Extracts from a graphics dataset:
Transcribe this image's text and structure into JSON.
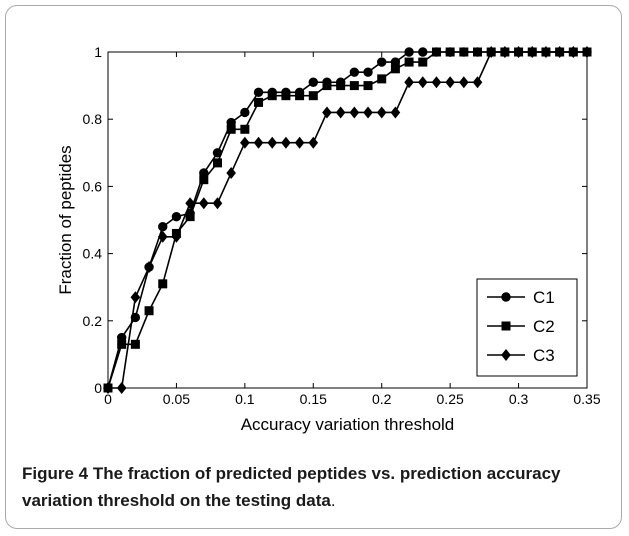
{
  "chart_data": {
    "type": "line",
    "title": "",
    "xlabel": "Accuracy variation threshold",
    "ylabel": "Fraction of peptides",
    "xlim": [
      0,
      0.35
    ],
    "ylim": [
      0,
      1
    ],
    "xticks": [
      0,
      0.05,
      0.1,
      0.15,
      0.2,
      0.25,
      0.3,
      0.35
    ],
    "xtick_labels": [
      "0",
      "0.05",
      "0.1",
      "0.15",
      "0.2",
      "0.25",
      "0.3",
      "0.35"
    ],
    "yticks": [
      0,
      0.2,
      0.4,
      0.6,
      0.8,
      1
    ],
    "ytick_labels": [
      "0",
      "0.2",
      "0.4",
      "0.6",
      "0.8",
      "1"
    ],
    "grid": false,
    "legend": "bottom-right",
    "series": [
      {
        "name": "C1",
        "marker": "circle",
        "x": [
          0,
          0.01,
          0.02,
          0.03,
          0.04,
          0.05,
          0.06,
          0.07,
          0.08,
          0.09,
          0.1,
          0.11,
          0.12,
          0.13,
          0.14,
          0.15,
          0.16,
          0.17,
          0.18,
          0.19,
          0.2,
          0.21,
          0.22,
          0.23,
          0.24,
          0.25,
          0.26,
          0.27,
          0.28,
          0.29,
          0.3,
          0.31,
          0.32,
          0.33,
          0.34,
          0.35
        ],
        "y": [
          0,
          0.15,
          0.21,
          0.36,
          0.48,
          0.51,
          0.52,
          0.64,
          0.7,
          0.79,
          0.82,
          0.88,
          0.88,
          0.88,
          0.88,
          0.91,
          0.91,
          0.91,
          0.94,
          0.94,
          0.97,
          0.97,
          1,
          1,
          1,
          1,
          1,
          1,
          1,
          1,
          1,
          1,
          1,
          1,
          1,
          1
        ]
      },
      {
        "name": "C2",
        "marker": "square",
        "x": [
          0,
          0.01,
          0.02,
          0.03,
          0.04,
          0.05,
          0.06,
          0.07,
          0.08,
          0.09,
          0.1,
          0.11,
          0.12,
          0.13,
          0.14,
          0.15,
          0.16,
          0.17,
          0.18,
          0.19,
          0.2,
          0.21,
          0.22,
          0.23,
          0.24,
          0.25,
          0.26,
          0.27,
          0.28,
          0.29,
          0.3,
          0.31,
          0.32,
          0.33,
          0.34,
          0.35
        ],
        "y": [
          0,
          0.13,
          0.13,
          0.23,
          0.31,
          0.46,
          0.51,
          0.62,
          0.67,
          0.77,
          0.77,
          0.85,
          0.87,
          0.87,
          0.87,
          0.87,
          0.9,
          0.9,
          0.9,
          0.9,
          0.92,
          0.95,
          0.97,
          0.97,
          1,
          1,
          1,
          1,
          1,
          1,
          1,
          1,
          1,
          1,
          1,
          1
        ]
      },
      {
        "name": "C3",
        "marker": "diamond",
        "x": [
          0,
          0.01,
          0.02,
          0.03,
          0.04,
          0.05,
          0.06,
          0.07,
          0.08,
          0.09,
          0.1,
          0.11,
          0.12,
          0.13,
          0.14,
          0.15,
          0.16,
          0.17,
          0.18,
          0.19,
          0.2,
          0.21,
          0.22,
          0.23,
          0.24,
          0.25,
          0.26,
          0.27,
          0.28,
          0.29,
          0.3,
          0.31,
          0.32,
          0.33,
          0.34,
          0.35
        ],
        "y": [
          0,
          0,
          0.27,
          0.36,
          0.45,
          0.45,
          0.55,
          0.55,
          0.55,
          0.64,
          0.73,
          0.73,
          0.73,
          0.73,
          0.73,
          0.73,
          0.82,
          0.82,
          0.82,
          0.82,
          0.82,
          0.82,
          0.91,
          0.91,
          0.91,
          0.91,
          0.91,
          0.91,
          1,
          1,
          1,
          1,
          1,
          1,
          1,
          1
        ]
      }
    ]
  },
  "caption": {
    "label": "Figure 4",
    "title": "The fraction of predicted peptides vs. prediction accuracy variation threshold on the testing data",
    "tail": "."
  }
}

» **Task instructions**: From the entries above, copy each line holding "marker".

» **Response to the task**:
        "marker": "circle",
        "marker": "square",
        "marker": "diamond",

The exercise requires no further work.